Stated task A:
Output the lines of the listing exactly as they appear, from its first line through the line containing "item-title: 二把坚守定位作为第一使命。: [174, 790, 381, 810]", with both ends included.

Provided passage:
════════

CPU corruption injector: gdb register flip into one db_stress op by hx235 · Pull Request #14857 · facebook/rocksdb

hx235 · 2026-06-16T06:46:49Z

Summary:
Injection layer of the CPU corruption injector (tools/cpu_corruption_injector/injector.py), runs inside gdb and corrupt a register by bit flip in exactly one db_stress op (i.e, write, foreground compaction and flush) per stress test run. Detection is at db_stress (#14852); orchestration is coming up.

How one run works

The orchestration layer, coming up, randomly picks which op instance (so corruption lands at different points in the LSM's life) and which target_fn per run (so it has a reasonable number of instructions to step under a reasonable time limit); injector.py picks which instruction within target_fn.
Attach: gdb starts with injector.py's parameters passed via -iex and the db_stress command after --args, so db_stress runs unmodified. Example:

gdb --batch --nx \
  -iex "py import sys; sys.argv=['injector.py','--op','write','--op_index','42','--entry_fn','rocksdb::MemTable::Add','--target_fn','rocksdb::MemTable::Add','--corruptions_per_op','1','--seed','7','--dir','<rundir>']" \
  -x tools/cpu_corruption_injector/injector.py \
  --args <db_stress> --threads=1 --verify_cpu_corruption_dir=<rundir>  ...

════════

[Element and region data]
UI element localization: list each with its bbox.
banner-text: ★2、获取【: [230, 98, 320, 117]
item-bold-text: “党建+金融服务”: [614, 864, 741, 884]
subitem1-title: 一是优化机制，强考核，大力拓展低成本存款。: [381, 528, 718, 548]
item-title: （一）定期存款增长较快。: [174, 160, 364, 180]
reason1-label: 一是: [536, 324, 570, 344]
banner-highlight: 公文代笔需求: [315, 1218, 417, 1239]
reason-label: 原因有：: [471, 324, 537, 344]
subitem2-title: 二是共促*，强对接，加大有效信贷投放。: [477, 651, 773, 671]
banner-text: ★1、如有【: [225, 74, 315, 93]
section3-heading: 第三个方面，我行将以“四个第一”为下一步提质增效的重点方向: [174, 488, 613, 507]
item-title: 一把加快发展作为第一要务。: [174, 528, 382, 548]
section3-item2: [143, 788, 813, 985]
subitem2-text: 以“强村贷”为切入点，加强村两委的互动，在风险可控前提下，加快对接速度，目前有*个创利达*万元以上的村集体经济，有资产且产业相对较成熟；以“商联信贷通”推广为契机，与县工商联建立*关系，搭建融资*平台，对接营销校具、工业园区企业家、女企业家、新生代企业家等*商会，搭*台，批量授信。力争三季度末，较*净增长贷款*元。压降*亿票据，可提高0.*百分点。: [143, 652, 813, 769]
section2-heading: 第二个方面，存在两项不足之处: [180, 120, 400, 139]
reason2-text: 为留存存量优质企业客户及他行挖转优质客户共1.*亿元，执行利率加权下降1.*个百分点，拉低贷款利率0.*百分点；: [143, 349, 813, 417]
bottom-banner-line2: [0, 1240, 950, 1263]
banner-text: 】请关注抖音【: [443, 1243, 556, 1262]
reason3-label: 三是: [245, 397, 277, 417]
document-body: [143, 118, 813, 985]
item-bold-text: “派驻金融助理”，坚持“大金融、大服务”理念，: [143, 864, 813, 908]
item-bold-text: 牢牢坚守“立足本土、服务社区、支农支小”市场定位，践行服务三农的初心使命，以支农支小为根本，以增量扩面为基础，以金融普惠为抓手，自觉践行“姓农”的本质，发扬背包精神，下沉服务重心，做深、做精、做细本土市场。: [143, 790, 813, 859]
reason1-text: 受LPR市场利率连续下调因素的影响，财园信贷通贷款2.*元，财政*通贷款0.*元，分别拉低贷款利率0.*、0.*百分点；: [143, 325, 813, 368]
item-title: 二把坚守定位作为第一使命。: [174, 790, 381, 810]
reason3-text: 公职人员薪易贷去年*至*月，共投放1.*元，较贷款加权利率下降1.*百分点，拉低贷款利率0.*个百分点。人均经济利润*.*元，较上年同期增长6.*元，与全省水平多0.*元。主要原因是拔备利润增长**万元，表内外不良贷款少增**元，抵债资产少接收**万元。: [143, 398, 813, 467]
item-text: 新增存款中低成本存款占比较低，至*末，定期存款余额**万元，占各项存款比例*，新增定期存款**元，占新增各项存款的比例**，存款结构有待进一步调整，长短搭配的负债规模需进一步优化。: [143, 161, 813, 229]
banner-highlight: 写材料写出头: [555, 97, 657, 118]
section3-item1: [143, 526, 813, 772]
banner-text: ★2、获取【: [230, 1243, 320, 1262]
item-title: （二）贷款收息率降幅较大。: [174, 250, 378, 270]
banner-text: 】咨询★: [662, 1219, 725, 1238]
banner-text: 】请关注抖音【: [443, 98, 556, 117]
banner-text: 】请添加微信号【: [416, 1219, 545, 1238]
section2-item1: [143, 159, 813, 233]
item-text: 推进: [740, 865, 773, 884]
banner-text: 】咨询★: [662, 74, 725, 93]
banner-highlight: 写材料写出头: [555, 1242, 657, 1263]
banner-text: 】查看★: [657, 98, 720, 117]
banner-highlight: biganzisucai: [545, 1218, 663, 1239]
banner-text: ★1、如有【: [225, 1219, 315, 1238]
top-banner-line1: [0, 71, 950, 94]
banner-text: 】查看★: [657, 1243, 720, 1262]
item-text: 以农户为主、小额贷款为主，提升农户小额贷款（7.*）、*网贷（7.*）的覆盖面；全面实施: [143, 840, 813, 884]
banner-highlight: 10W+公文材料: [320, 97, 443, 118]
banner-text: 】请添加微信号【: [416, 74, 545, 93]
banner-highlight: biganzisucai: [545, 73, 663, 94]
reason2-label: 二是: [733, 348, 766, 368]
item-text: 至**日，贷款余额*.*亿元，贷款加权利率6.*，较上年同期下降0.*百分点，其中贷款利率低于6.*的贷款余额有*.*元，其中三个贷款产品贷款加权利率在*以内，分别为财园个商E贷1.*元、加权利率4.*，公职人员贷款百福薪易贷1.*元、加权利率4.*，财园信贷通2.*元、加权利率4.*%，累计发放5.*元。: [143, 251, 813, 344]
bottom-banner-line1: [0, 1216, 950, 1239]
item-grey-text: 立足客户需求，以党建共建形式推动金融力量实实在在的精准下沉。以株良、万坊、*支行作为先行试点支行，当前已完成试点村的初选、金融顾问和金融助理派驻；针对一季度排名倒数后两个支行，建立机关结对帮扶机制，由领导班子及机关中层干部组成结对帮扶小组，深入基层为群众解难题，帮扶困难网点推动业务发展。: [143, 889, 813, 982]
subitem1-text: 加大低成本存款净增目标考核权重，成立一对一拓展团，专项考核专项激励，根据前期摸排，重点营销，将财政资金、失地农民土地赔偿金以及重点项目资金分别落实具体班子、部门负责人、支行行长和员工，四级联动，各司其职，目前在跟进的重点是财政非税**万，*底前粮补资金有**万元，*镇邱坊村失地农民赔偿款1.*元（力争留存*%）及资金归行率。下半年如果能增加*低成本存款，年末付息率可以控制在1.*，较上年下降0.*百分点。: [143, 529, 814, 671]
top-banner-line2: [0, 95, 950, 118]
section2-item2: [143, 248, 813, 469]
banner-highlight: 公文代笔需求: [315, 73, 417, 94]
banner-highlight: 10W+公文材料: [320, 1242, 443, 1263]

════════

Stated task B:
Pick up the pull request description for the CPU corruption injector where it stops, and keep writing it.

Written response A:
UI element localization: list each with its bbox.
banner-text: ★2、获取【: [230, 98, 320, 117]
item-bold-text: “党建+金融服务”: [614, 864, 741, 884]
subitem1-title: 一是优化机制，强考核，大力拓展低成本存款。: [381, 528, 718, 548]
item-title: （一）定期存款增长较快。: [174, 160, 364, 180]
reason1-label: 一是: [536, 324, 570, 344]
banner-highlight: 公文代笔需求: [315, 1218, 417, 1239]
reason-label: 原因有：: [471, 324, 537, 344]
subitem2-title: 二是共促*，强对接，加大有效信贷投放。: [477, 651, 773, 671]
banner-text: ★1、如有【: [225, 74, 315, 93]
section3-heading: 第三个方面，我行将以“四个第一”为下一步提质增效的重点方向: [174, 488, 613, 507]
item-title: 一把加快发展作为第一要务。: [174, 528, 382, 548]
section3-item2: [143, 788, 813, 985]
subitem2-text: 以“强村贷”为切入点，加强村两委的互动，在风险可控前提下，加快对接速度，目前有*个创利达*万元以上的村集体经济，有资产且产业相对较成熟；以“商联信贷通”推广为契机，与县工商联建立*关系，搭建融资*平台，对接营销校具、工业园区企业家、女企业家、新生代企业家等*商会，搭*台，批量授信。力争三季度末，较*净增长贷款*元。压降*亿票据，可提高0.*百分点。: [143, 652, 813, 769]
section2-heading: 第二个方面，存在两项不足之处: [180, 120, 400, 139]
reason2-text: 为留存存量优质企业客户及他行挖转优质客户共1.*亿元，执行利率加权下降1.*个百分点，拉低贷款利率0.*百分点；: [143, 349, 813, 417]
bottom-banner-line2: [0, 1240, 950, 1263]
banner-text: 】请关注抖音【: [443, 1243, 556, 1262]
reason3-label: 三是: [245, 397, 277, 417]
document-body: [143, 118, 813, 985]
item-bold-text: “派驻金融助理”，坚持“大金融、大服务”理念，: [143, 864, 813, 908]
item-bold-text: 牢牢坚守“立足本土、服务社区、支农支小”市场定位，践行服务三农的初心使命，以支农支小为根本，以增量扩面为基础，以金融普惠为抓手，自觉践行“姓农”的本质，发扬背包精神，下沉服务重心，做深、做精、做细本土市场。: [143, 790, 813, 859]
reason1-text: 受LPR市场利率连续下调因素的影响，财园信贷通贷款2.*元，财政*通贷款0.*元，分别拉低贷款利率0.*、0.*百分点；: [143, 325, 813, 368]
item-title: 二把坚守定位作为第一使命。: [174, 790, 381, 810]

Written response B:
Reach the op: entry_fn is called exactly once per stress test run's op so the op_index-th op is its op_index-th call. The orchestration layer picks op_index . injector_navigate.py breaks on entry_fn and set a gdb ignore-count of op_index-1 to fast-forward to op_index-th one.
Warm up: injector_critical_instruction.py will choose "critical instruction" (those that move key/value bytes with general-purpose or vector registers or set a branch flag) uniformly within the chosen target_fn (within entry_fn) by the orchestration layer. In order to do that, it needs to approximate how many such instructions within target_fn. Hence we have this warm-up phase. It single-steps the first call of target_fn to count and pick the critical instruction index, then corrupt that index at a later call.
Corrupt: on a later call of target_fn, injector_critical_instruction.py single-step to the m-th critical instruction and bit-flip the register through injector_register_corruption.py. The way to corrupt register depends on what instruction it is.
Record: injector_telemetry.py provides telemetry to capture the corruption for later analysis.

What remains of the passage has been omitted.